### Record set:

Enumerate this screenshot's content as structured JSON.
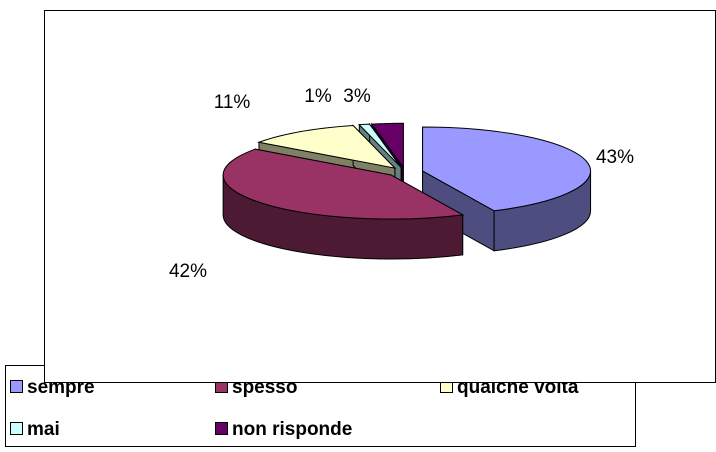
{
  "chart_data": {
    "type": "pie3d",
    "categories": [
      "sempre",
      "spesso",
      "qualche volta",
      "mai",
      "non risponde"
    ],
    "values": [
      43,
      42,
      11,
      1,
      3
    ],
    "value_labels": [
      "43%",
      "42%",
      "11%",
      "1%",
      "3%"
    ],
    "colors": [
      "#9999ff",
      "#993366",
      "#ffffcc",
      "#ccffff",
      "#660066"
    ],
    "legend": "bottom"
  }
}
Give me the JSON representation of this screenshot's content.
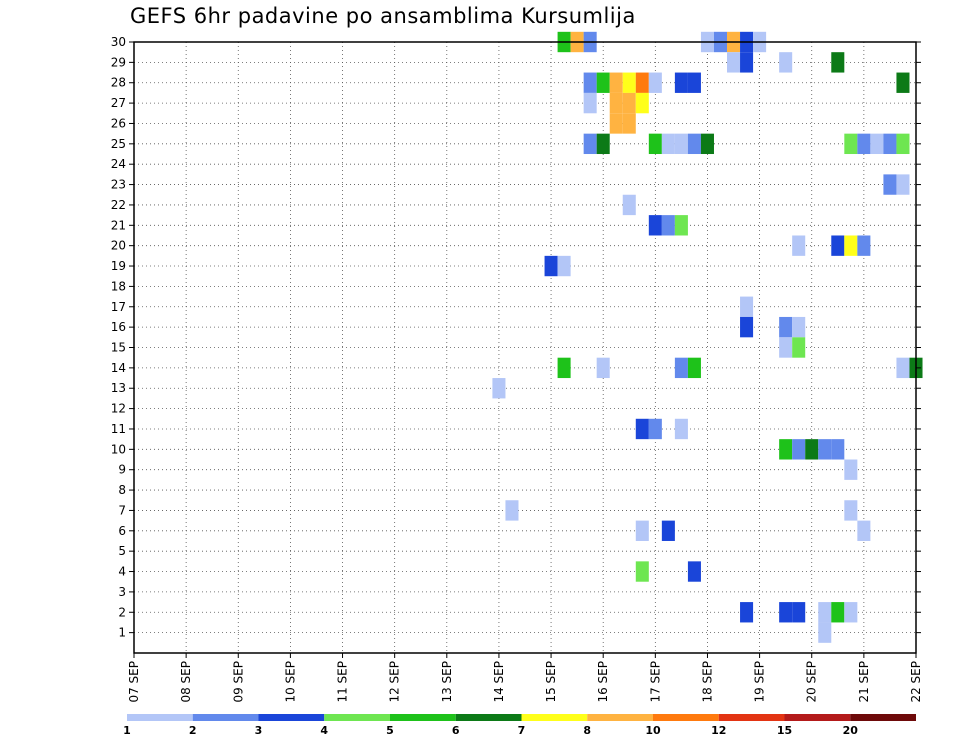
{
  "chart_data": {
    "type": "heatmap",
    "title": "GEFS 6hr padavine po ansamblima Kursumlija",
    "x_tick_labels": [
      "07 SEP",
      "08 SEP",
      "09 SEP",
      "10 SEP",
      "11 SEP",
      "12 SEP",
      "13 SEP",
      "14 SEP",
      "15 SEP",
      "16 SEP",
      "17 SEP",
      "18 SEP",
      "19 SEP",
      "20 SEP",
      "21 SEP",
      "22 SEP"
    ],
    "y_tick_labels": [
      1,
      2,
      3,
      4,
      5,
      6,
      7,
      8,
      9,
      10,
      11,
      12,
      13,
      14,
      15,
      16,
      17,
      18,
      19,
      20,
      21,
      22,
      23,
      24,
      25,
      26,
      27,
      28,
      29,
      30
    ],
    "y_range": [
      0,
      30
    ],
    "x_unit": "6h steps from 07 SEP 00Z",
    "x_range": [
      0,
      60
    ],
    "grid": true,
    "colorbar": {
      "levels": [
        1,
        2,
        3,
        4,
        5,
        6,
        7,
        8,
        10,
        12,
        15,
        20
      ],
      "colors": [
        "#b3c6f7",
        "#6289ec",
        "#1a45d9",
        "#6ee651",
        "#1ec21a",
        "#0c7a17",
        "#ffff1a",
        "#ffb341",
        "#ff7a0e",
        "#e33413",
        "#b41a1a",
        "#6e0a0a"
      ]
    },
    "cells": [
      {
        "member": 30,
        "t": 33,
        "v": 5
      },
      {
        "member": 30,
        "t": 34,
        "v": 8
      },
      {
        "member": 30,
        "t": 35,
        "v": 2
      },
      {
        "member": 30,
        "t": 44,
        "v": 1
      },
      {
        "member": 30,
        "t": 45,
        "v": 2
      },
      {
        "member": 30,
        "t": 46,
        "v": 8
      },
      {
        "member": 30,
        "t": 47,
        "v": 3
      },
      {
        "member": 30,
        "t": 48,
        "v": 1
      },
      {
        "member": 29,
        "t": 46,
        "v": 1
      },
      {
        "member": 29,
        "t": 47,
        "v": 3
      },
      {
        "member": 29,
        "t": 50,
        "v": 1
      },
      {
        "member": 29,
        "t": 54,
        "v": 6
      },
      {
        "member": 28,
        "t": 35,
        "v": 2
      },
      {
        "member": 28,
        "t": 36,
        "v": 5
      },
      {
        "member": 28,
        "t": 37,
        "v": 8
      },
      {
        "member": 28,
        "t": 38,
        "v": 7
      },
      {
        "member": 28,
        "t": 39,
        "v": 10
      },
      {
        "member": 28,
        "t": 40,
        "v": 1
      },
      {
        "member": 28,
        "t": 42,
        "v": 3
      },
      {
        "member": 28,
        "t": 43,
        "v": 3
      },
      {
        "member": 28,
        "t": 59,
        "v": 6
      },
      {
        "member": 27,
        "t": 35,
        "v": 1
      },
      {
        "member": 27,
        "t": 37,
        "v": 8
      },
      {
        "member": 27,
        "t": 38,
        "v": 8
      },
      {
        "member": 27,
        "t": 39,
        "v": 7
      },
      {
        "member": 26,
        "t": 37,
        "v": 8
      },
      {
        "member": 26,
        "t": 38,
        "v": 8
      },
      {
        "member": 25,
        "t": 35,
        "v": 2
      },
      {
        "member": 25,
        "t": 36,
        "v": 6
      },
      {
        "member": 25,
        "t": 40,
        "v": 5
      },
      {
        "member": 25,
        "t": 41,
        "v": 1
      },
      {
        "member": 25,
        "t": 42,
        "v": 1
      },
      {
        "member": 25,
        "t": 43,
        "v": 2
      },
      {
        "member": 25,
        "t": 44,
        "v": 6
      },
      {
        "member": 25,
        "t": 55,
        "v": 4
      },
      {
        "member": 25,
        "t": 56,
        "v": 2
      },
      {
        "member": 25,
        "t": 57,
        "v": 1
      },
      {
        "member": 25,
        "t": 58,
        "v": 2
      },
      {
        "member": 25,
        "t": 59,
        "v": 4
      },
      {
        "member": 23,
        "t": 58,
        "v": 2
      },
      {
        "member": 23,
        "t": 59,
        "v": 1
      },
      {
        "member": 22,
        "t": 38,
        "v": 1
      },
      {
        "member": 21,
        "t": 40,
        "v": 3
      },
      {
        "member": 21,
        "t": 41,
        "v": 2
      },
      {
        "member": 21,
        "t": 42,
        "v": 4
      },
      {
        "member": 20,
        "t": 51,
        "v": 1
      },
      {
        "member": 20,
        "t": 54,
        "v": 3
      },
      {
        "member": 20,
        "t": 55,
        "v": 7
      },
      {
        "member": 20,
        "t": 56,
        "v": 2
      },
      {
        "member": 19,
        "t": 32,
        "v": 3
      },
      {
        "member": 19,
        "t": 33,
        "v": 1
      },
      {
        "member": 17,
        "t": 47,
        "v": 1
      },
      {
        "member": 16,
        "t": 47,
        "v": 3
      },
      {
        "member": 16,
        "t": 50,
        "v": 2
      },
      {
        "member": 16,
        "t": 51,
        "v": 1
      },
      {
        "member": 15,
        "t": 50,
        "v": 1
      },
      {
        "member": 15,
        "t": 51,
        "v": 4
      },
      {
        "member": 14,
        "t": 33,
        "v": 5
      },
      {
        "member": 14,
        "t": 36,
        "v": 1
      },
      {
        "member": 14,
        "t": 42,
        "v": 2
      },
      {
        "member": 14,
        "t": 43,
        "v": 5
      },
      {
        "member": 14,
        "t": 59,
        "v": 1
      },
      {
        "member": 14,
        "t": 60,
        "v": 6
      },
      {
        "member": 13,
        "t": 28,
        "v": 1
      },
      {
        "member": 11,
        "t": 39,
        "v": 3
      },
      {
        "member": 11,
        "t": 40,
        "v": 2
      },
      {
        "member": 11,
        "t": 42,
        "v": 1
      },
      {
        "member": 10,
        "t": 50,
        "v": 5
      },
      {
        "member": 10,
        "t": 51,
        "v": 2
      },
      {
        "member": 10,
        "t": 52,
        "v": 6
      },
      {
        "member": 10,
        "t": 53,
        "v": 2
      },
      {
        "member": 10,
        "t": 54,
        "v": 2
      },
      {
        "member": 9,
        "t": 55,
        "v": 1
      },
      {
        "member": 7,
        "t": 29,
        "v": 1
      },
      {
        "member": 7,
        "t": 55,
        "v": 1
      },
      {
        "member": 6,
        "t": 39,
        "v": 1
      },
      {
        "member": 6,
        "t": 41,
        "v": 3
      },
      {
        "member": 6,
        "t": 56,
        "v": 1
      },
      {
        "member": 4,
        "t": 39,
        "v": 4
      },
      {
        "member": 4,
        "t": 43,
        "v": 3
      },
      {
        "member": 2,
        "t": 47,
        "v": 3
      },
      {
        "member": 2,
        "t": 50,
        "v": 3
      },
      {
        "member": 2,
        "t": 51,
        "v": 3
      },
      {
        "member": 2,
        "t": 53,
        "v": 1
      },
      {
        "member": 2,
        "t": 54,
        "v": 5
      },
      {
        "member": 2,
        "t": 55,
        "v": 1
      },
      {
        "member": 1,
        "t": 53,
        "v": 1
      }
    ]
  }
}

### What the task asks:
Repeat all of the entries word for word, but omit the pictures.

### Finished task:
Enumerate this screenshot's content as structured JSON.
{
  "chart_data": {
    "type": "pie3d",
    "categories": [
      "sempre",
      "spesso",
      "qualche volta",
      "mai",
      "non risponde"
    ],
    "values": [
      43,
      42,
      11,
      1,
      3
    ],
    "value_labels": [
      "43%",
      "42%",
      "11%",
      "1%",
      "3%"
    ],
    "colors": [
      "#9999ff",
      "#993366",
      "#ffffcc",
      "#ccffff",
      "#660066"
    ],
    "legend": "bottom"
  }
}
Give me the JSON representation of this screenshot's content.
{
  "chart_data": {
    "type": "heatmap",
    "title": "GEFS 6hr padavine po ansamblima Kursumlija",
    "x_tick_labels": [
      "07 SEP",
      "08 SEP",
      "09 SEP",
      "10 SEP",
      "11 SEP",
      "12 SEP",
      "13 SEP",
      "14 SEP",
      "15 SEP",
      "16 SEP",
      "17 SEP",
      "18 SEP",
      "19 SEP",
      "20 SEP",
      "21 SEP",
      "22 SEP"
    ],
    "y_tick_labels": [
      1,
      2,
      3,
      4,
      5,
      6,
      7,
      8,
      9,
      10,
      11,
      12,
      13,
      14,
      15,
      16,
      17,
      18,
      19,
      20,
      21,
      22,
      23,
      24,
      25,
      26,
      27,
      28,
      29,
      30
    ],
    "y_range": [
      0,
      30
    ],
    "x_unit": "6h steps from 07 SEP 00Z",
    "x_range": [
      0,
      60
    ],
    "grid": true,
    "colorbar": {
      "levels": [
        1,
        2,
        3,
        4,
        5,
        6,
        7,
        8,
        10,
        12,
        15,
        20
      ],
      "colors": [
        "#b3c6f7",
        "#6289ec",
        "#1a45d9",
        "#6ee651",
        "#1ec21a",
        "#0c7a17",
        "#ffff1a",
        "#ffb341",
        "#ff7a0e",
        "#e33413",
        "#b41a1a",
        "#6e0a0a"
      ]
    },
    "cells": [
      {
        "member": 30,
        "t": 33,
        "v": 5
      },
      {
        "member": 30,
        "t": 34,
        "v": 8
      },
      {
        "member": 30,
        "t": 35,
        "v": 2
      },
      {
        "member": 30,
        "t": 44,
        "v": 1
      },
      {
        "member": 30,
        "t": 45,
        "v": 2
      },
      {
        "member": 30,
        "t": 46,
        "v": 8
      },
      {
        "member": 30,
        "t": 47,
        "v": 3
      },
      {
        "member": 30,
        "t": 48,
        "v": 1
      },
      {
        "member": 29,
        "t": 46,
        "v": 1
      },
      {
        "member": 29,
        "t": 47,
        "v": 3
      },
      {
        "member": 29,
        "t": 50,
        "v": 1
      },
      {
        "member": 29,
        "t": 54,
        "v": 6
      },
      {
        "member": 28,
        "t": 35,
        "v": 2
      },
      {
        "member": 28,
        "t": 36,
        "v": 5
      },
      {
        "member": 28,
        "t": 37,
        "v": 8
      },
      {
        "member": 28,
        "t": 38,
        "v": 7
      },
      {
        "member": 28,
        "t": 39,
        "v": 10
      },
      {
        "member": 28,
        "t": 40,
        "v": 1
      },
      {
        "member": 28,
        "t": 42,
        "v": 3
      },
      {
        "member": 28,
        "t": 43,
        "v": 3
      },
      {
        "member": 28,
        "t": 59,
        "v": 6
      },
      {
        "member": 27,
        "t": 35,
        "v": 1
      },
      {
        "member": 27,
        "t": 37,
        "v": 8
      },
      {
        "member": 27,
        "t": 38,
        "v": 8
      },
      {
        "member": 27,
        "t": 39,
        "v": 7
      },
      {
        "member": 26,
        "t": 37,
        "v": 8
      },
      {
        "member": 26,
        "t": 38,
        "v": 8
      },
      {
        "member": 25,
        "t": 35,
        "v": 2
      },
      {
        "member": 25,
        "t": 36,
        "v": 6
      },
      {
        "member": 25,
        "t": 40,
        "v": 5
      },
      {
        "member": 25,
        "t": 41,
        "v": 1
      },
      {
        "member": 25,
        "t": 42,
        "v": 1
      },
      {
        "member": 25,
        "t": 43,
        "v": 2
      },
      {
        "member": 25,
        "t": 44,
        "v": 6
      },
      {
        "member": 25,
        "t": 55,
        "v": 4
      },
      {
        "member": 25,
        "t": 56,
        "v": 2
      },
      {
        "member": 25,
        "t": 57,
        "v": 1
      },
      {
        "member": 25,
        "t": 58,
        "v": 2
      },
      {
        "member": 25,
        "t": 59,
        "v": 4
      },
      {
        "member": 23,
        "t": 58,
        "v": 2
      },
      {
        "member": 23,
        "t": 59,
        "v": 1
      },
      {
        "member": 22,
        "t": 38,
        "v": 1
      },
      {
        "member": 21,
        "t": 40,
        "v": 3
      },
      {
        "member": 21,
        "t": 41,
        "v": 2
      },
      {
        "member": 21,
        "t": 42,
        "v": 4
      },
      {
        "member": 20,
        "t": 51,
        "v": 1
      },
      {
        "member": 20,
        "t": 54,
        "v": 3
      },
      {
        "member": 20,
        "t": 55,
        "v": 7
      },
      {
        "member": 20,
        "t": 56,
        "v": 2
      },
      {
        "member": 19,
        "t": 32,
        "v": 3
      },
      {
        "member": 19,
        "t": 33,
        "v": 1
      },
      {
        "member": 17,
        "t": 47,
        "v": 1
      },
      {
        "member": 16,
        "t": 47,
        "v": 3
      },
      {
        "member": 16,
        "t": 50,
        "v": 2
      },
      {
        "member": 16,
        "t": 51,
        "v": 1
      },
      {
        "member": 15,
        "t": 50,
        "v": 1
      },
      {
        "member": 15,
        "t": 51,
        "v": 4
      },
      {
        "member": 14,
        "t": 33,
        "v": 5
      },
      {
        "member": 14,
        "t": 36,
        "v": 1
      },
      {
        "member": 14,
        "t": 42,
        "v": 2
      },
      {
        "member": 14,
        "t": 43,
        "v": 5
      },
      {
        "member": 14,
        "t": 59,
        "v": 1
      },
      {
        "member": 14,
        "t": 60,
        "v": 6
      },
      {
        "member": 13,
        "t": 28,
        "v": 1
      },
      {
        "member": 11,
        "t": 39,
        "v": 3
      },
      {
        "member": 11,
        "t": 40,
        "v": 2
      },
      {
        "member": 11,
        "t": 42,
        "v": 1
      },
      {
        "member": 10,
        "t": 50,
        "v": 5
      },
      {
        "member": 10,
        "t": 51,
        "v": 2
      },
      {
        "member": 10,
        "t": 52,
        "v": 6
      },
      {
        "member": 10,
        "t": 53,
        "v": 2
      },
      {
        "member": 10,
        "t": 54,
        "v": 2
      },
      {
        "member": 9,
        "t": 55,
        "v": 1
      },
      {
        "member": 7,
        "t": 29,
        "v": 1
      },
      {
        "member": 7,
        "t": 55,
        "v": 1
      },
      {
        "member": 6,
        "t": 39,
        "v": 1
      },
      {
        "member": 6,
        "t": 41,
        "v": 3
      },
      {
        "member": 6,
        "t": 56,
        "v": 1
      },
      {
        "member": 4,
        "t": 39,
        "v": 4
      },
      {
        "member": 4,
        "t": 43,
        "v": 3
      },
      {
        "member": 2,
        "t": 47,
        "v": 3
      },
      {
        "member": 2,
        "t": 50,
        "v": 3
      },
      {
        "member": 2,
        "t": 51,
        "v": 3
      },
      {
        "member": 2,
        "t": 53,
        "v": 1
      },
      {
        "member": 2,
        "t": 54,
        "v": 5
      },
      {
        "member": 2,
        "t": 55,
        "v": 1
      },
      {
        "member": 1,
        "t": 53,
        "v": 1
      }
    ]
  }
}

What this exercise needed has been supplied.